## Exercise brief
Find the lines that hold "description". Report only how many there are.

'''

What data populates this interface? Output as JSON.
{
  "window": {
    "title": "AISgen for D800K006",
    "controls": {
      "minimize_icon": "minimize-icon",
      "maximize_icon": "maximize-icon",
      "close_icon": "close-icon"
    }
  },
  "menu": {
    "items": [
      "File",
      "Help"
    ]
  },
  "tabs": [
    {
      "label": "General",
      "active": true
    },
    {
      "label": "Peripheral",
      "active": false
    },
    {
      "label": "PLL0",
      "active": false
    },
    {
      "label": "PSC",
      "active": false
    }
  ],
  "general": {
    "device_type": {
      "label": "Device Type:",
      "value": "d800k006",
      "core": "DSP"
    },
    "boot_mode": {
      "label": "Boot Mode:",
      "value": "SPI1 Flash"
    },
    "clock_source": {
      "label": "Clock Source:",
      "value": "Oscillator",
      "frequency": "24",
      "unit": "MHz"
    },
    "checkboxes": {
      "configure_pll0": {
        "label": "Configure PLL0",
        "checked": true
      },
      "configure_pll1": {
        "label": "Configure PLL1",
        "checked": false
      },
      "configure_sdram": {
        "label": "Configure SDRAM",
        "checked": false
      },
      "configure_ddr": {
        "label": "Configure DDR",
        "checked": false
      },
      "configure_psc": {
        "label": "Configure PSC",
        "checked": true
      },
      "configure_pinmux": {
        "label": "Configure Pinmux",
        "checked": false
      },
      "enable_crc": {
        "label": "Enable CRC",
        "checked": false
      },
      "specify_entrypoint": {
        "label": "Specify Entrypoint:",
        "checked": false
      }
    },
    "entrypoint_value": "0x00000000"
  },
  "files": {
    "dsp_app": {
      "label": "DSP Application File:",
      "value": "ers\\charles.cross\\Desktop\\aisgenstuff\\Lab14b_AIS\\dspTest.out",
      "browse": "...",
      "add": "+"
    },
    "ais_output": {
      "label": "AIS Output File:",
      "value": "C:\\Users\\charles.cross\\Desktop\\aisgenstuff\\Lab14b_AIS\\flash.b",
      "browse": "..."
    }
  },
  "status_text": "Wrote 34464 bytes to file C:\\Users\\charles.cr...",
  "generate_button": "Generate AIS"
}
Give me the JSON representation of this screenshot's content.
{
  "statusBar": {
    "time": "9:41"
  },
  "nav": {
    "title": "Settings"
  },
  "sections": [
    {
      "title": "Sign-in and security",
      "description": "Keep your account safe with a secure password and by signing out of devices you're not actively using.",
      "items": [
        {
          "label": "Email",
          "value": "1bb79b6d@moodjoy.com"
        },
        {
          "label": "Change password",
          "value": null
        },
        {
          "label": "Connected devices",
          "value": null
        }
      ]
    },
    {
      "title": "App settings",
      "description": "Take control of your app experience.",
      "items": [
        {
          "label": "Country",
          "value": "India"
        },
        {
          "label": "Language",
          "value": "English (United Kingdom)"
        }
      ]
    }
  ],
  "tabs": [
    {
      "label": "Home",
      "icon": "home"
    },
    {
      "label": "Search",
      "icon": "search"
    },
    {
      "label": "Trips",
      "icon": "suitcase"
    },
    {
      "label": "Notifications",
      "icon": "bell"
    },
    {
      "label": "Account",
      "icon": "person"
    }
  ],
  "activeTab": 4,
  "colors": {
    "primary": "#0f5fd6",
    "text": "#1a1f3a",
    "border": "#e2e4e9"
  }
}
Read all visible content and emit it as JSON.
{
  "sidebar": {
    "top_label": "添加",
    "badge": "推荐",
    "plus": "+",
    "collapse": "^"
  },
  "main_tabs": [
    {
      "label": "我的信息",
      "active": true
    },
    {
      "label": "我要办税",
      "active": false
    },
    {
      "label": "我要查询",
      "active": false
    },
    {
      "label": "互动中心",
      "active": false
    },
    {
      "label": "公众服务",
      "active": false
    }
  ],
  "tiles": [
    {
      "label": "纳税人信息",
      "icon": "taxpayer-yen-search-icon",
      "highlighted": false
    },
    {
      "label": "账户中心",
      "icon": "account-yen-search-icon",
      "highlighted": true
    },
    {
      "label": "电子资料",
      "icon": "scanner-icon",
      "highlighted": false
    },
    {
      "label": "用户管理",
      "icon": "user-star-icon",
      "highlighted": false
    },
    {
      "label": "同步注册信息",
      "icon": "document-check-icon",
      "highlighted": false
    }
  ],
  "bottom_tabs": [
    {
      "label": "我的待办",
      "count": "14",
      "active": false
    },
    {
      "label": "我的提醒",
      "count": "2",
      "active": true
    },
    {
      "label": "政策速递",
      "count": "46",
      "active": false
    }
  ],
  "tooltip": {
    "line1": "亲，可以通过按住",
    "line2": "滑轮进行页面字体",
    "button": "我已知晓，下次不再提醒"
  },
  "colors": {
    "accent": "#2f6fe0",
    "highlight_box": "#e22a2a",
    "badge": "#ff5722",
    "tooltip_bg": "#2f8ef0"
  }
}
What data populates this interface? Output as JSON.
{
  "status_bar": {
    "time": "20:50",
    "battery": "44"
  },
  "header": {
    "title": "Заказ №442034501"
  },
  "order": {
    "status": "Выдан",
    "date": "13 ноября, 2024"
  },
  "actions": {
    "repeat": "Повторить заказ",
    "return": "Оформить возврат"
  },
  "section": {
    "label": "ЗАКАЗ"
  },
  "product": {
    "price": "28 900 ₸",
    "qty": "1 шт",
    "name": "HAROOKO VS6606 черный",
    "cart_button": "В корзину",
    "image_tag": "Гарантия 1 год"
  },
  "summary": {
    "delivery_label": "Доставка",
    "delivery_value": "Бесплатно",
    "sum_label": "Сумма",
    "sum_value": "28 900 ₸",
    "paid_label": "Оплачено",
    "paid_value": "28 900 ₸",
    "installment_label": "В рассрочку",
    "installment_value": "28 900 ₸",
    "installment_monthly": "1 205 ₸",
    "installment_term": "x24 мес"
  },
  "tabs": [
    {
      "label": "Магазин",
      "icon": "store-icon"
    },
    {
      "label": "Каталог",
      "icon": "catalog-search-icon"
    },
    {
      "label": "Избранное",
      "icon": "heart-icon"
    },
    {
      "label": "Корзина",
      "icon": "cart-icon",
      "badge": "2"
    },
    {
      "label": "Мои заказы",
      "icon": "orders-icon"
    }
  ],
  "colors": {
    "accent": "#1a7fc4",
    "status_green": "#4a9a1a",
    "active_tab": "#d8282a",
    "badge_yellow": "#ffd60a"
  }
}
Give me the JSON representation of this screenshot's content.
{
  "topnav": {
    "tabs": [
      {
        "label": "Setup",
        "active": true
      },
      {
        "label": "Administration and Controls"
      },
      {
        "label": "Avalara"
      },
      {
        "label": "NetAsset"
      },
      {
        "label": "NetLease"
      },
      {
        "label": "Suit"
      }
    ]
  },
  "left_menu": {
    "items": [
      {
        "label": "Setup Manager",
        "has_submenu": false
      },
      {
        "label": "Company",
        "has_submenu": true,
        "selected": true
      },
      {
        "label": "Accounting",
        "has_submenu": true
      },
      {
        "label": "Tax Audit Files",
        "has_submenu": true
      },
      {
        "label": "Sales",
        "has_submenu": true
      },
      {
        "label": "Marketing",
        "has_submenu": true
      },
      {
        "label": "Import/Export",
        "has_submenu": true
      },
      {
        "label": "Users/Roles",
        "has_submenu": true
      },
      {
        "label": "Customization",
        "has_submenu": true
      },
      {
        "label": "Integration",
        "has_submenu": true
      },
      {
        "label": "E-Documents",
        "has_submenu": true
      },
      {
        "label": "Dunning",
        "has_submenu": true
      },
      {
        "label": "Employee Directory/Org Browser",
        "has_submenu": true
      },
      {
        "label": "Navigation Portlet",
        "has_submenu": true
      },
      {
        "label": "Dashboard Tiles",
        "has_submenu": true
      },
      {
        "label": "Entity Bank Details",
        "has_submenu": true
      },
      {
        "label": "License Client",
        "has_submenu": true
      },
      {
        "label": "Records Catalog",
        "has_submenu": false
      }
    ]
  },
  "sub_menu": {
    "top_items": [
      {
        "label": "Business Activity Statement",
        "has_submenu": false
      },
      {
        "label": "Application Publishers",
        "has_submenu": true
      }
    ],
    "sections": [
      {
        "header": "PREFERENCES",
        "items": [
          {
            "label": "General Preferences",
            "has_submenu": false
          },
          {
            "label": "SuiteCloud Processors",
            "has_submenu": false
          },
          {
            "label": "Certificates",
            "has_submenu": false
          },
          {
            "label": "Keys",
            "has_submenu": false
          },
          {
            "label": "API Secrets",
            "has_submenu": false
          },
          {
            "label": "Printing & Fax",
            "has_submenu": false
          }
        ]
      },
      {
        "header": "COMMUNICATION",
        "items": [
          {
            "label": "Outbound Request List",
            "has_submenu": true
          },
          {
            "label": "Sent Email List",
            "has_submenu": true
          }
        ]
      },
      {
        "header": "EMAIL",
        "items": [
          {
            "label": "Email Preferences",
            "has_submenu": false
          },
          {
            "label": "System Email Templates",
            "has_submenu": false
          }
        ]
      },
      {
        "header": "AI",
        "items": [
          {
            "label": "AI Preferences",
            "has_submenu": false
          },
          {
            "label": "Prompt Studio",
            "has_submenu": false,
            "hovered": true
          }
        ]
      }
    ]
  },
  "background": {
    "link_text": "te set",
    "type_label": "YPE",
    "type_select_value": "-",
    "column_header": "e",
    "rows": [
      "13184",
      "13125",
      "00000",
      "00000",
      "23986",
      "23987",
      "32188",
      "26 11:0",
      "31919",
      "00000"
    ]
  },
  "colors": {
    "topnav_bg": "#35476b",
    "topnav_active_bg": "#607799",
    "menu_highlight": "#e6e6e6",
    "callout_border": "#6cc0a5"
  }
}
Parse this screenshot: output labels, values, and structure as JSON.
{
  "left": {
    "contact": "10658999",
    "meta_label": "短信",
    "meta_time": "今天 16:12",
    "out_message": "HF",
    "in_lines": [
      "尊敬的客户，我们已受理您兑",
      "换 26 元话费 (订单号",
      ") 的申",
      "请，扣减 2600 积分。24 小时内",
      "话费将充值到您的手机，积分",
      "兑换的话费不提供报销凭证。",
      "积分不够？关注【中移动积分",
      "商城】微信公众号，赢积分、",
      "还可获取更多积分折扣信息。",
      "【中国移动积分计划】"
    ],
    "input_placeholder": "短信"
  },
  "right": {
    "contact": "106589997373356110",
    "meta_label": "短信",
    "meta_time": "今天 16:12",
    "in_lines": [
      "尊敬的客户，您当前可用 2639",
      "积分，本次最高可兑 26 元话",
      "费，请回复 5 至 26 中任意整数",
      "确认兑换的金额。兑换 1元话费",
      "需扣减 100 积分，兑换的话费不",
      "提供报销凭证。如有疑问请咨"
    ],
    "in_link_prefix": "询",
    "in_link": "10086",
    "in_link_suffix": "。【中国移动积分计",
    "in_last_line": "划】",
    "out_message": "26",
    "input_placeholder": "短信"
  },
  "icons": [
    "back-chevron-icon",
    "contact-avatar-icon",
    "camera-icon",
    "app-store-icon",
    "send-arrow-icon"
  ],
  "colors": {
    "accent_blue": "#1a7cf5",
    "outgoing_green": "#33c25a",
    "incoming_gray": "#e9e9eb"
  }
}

'''

## Output
2